A block of data:
********************

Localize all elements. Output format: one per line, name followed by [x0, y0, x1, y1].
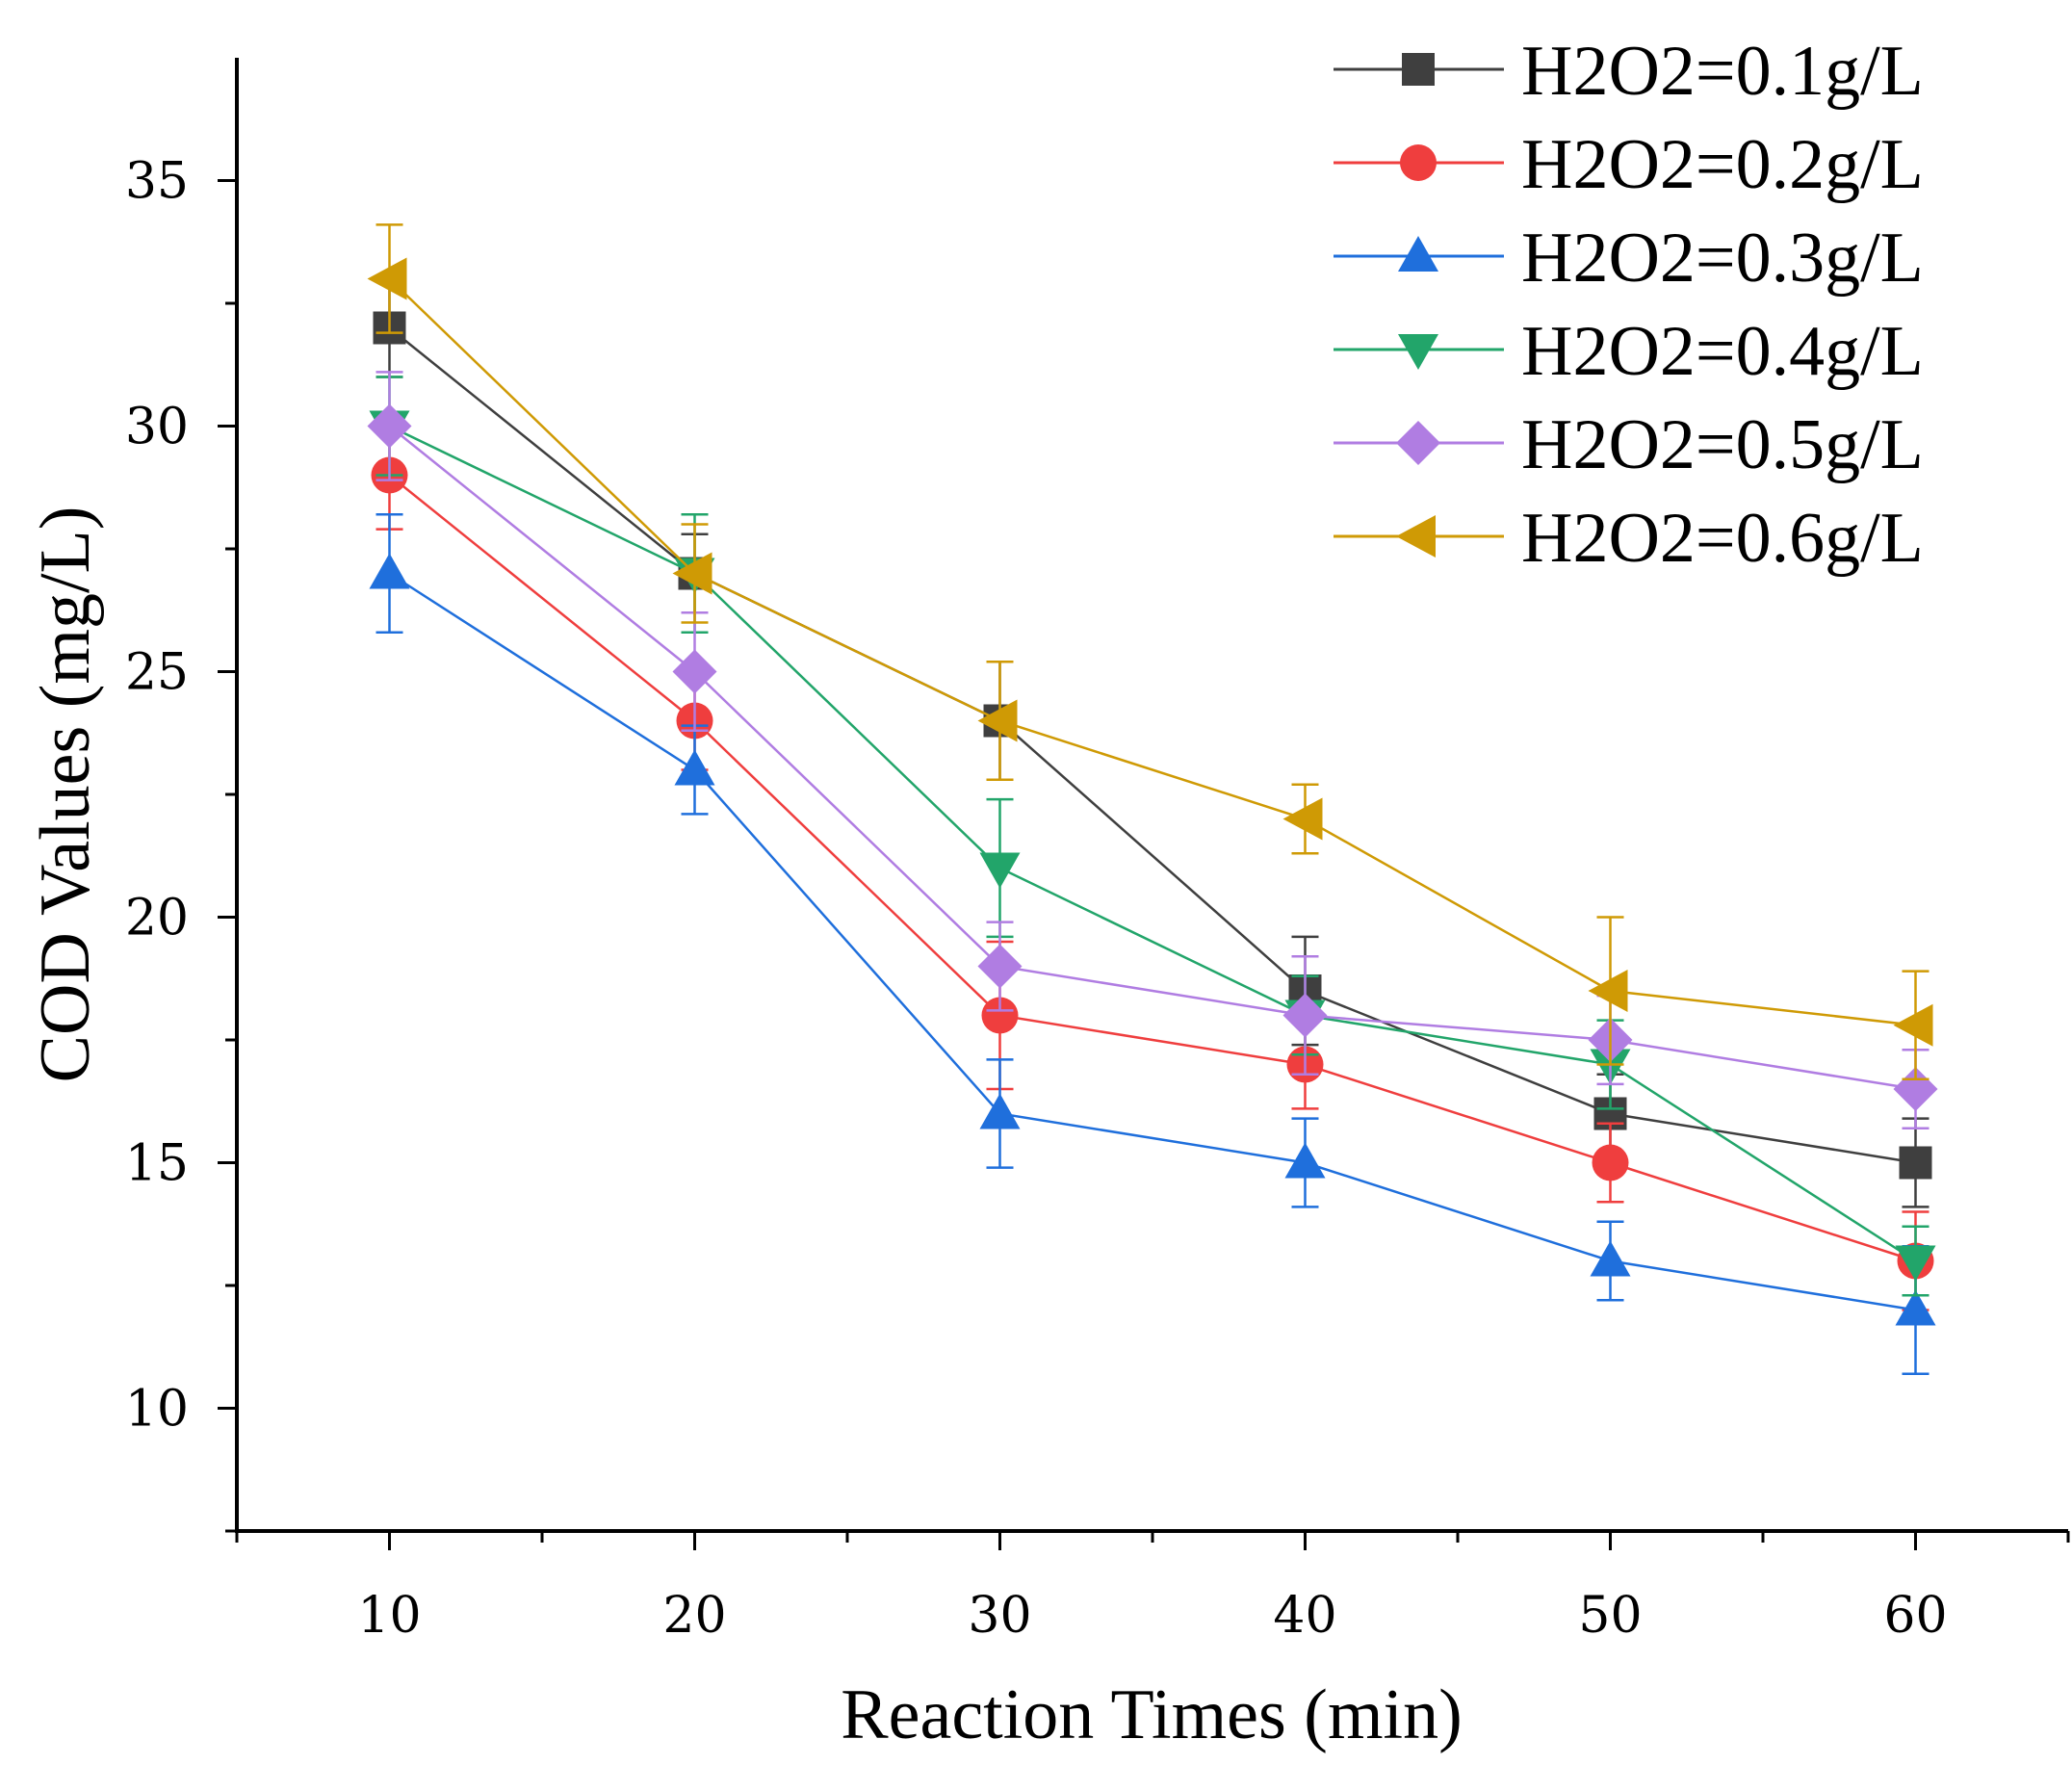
- x-tick-label: 10: [357, 1587, 421, 1645]
- legend-label: H2O2=0.4g/L: [1521, 312, 1924, 391]
- data-point: [1592, 1144, 1629, 1181]
- data-point: [1895, 1289, 1936, 1326]
- data-point: [979, 1093, 1021, 1129]
- y-tick-label: 20: [125, 890, 189, 947]
- legend-item: H2O2=0.5g/L: [1334, 405, 1924, 484]
- data-point: [1284, 1142, 1326, 1179]
- series-3: [369, 513, 1936, 1376]
- data-point: [979, 852, 1021, 889]
- legend-item: H2O2=0.6g/L: [1334, 499, 1924, 578]
- plot-area: [367, 223, 1938, 1376]
- data-point: [367, 257, 407, 300]
- data-point: [977, 944, 1023, 989]
- series-line: [388, 326, 1916, 1164]
- data-point: [367, 403, 412, 449]
- data-point: [1893, 1067, 1938, 1111]
- series-line: [388, 277, 1916, 1026]
- legend-item: H2O2=0.3g/L: [1334, 219, 1924, 298]
- legend-label: H2O2=0.1g/L: [1521, 32, 1924, 111]
- series-5: [367, 371, 1938, 1130]
- legend-label: H2O2=0.5g/L: [1521, 405, 1924, 484]
- y-tick-label: 35: [125, 153, 189, 211]
- data-point: [1895, 1245, 1936, 1282]
- data-point: [1899, 1146, 1932, 1180]
- legend-marker: [1398, 334, 1438, 370]
- data-point: [1282, 993, 1328, 1038]
- legend-marker: [1398, 236, 1438, 272]
- x-tick-label: 40: [1273, 1587, 1336, 1645]
- series-line: [388, 474, 1916, 1262]
- x-tick-label: 50: [1578, 1587, 1642, 1645]
- series-line: [388, 425, 1917, 1262]
- legend-item: H2O2=0.1g/L: [1334, 32, 1924, 111]
- legend-marker: [1402, 53, 1435, 86]
- data-point: [369, 553, 410, 589]
- data-point: [981, 997, 1019, 1034]
- series-line: [388, 572, 1916, 1311]
- data-point: [977, 699, 1018, 742]
- legend-marker: [1396, 515, 1436, 558]
- y-ticks: 10 15 20 25 30 35: [125, 153, 237, 1533]
- data-point: [1282, 797, 1323, 841]
- data-point: [1590, 1240, 1631, 1277]
- y-axis-title: COD Values (mg/L): [26, 506, 105, 1083]
- y-tick-label: 25: [125, 644, 189, 702]
- data-point: [674, 749, 715, 786]
- series-6: [367, 223, 1933, 1081]
- legend-marker: [1400, 144, 1437, 181]
- data-point: [672, 552, 712, 595]
- y-tick-label: 30: [125, 399, 189, 456]
- x-tick-label: 20: [662, 1587, 726, 1645]
- data-point: [672, 649, 717, 694]
- legend-label: H2O2=0.2g/L: [1521, 125, 1924, 204]
- legend-marker: [1396, 421, 1440, 465]
- x-ticks: 10 20 30 40 50 60: [235, 1531, 2070, 1645]
- series-line: [388, 425, 1916, 1091]
- legend-item: H2O2=0.2g/L: [1334, 125, 1924, 204]
- data-point: [1893, 1003, 1933, 1047]
- legend-label: H2O2=0.6g/L: [1521, 499, 1924, 578]
- y-tick-label: 10: [125, 1381, 189, 1439]
- legend: H2O2=0.1g/L H2O2=0.2g/L H2O2=0.3g/L H2O2=0.…: [1334, 32, 1924, 578]
- x-tick-label: 60: [1883, 1587, 1947, 1645]
- legend-label: H2O2=0.3g/L: [1521, 219, 1924, 298]
- x-axis-title: Reaction Times (min): [841, 1675, 1462, 1754]
- x-tick-label: 30: [968, 1587, 1031, 1645]
- data-point: [1588, 970, 1628, 1012]
- legend-item: H2O2=0.4g/L: [1334, 312, 1924, 391]
- y-tick-label: 15: [125, 1135, 189, 1193]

********************

DIRECTIVE:
Copy the material above line for line, without changing anything, and leave out the picture.

RESULT:
Localize all elements. Output format: one per line, name followed by [x0, y0, x1, y1].
- x-tick-label: 10: [357, 1587, 421, 1645]
- legend-label: H2O2=0.4g/L: [1521, 312, 1924, 391]
- data-point: [1592, 1144, 1629, 1181]
- data-point: [1895, 1289, 1936, 1326]
- data-point: [979, 1093, 1021, 1129]
- y-tick-label: 20: [125, 890, 189, 947]
- legend-item: H2O2=0.5g/L: [1334, 405, 1924, 484]
- data-point: [1284, 1142, 1326, 1179]
- series-3: [369, 513, 1936, 1376]
- data-point: [979, 852, 1021, 889]
- legend-item: H2O2=0.6g/L: [1334, 499, 1924, 578]
- plot-area: [367, 223, 1938, 1376]
- data-point: [367, 257, 407, 300]
- data-point: [977, 944, 1023, 989]
- series-line: [388, 326, 1916, 1164]
- data-point: [367, 403, 412, 449]
- data-point: [1893, 1067, 1938, 1111]
- series-line: [388, 277, 1916, 1026]
- legend-item: H2O2=0.3g/L: [1334, 219, 1924, 298]
- legend-label: H2O2=0.1g/L: [1521, 32, 1924, 111]
- series-5: [367, 371, 1938, 1130]
- legend-label: H2O2=0.5g/L: [1521, 405, 1924, 484]
- y-tick-label: 35: [125, 153, 189, 211]
- data-point: [1895, 1245, 1936, 1282]
- data-point: [1899, 1146, 1932, 1180]
- legend-marker: [1398, 334, 1438, 370]
- data-point: [1282, 993, 1328, 1038]
- legend-marker: [1398, 236, 1438, 272]
- x-tick-label: 40: [1273, 1587, 1336, 1645]
- series-line: [388, 474, 1916, 1262]
- x-tick-label: 50: [1578, 1587, 1642, 1645]
- series-line: [388, 425, 1917, 1262]
- legend-item: H2O2=0.1g/L: [1334, 32, 1924, 111]
- legend-marker: [1402, 53, 1435, 86]
- data-point: [369, 553, 410, 589]
- data-point: [981, 997, 1019, 1034]
- series-line: [388, 572, 1916, 1311]
- data-point: [977, 699, 1018, 742]
- legend-marker: [1396, 515, 1436, 558]
- y-ticks: 10 15 20 25 30 35: [125, 153, 237, 1533]
- data-point: [1282, 797, 1323, 841]
- data-point: [1590, 1240, 1631, 1277]
- y-axis-title: COD Values (mg/L): [26, 506, 105, 1083]
- y-tick-label: 25: [125, 644, 189, 702]
- data-point: [674, 749, 715, 786]
- series-6: [367, 223, 1933, 1081]
- legend-marker: [1400, 144, 1437, 181]
- data-point: [672, 552, 712, 595]
- y-tick-label: 30: [125, 399, 189, 456]
- x-tick-label: 20: [662, 1587, 726, 1645]
- data-point: [672, 649, 717, 694]
- legend-label: H2O2=0.2g/L: [1521, 125, 1924, 204]
- legend-marker: [1396, 421, 1440, 465]
- x-ticks: 10 20 30 40 50 60: [235, 1531, 2070, 1645]
- series-line: [388, 425, 1916, 1091]
- legend-item: H2O2=0.2g/L: [1334, 125, 1924, 204]
- data-point: [1893, 1003, 1933, 1047]
- legend-label: H2O2=0.6g/L: [1521, 499, 1924, 578]
- y-tick-label: 10: [125, 1381, 189, 1439]
- legend: H2O2=0.1g/L H2O2=0.2g/L H2O2=0.3g/L H2O2=0.…: [1334, 32, 1924, 578]
- x-tick-label: 60: [1883, 1587, 1947, 1645]
- legend-label: H2O2=0.3g/L: [1521, 219, 1924, 298]
- x-axis-title: Reaction Times (min): [841, 1675, 1462, 1754]
- x-tick-label: 30: [968, 1587, 1031, 1645]
- data-point: [1588, 970, 1628, 1012]
- legend-item: H2O2=0.4g/L: [1334, 312, 1924, 391]
- y-tick-label: 15: [125, 1135, 189, 1193]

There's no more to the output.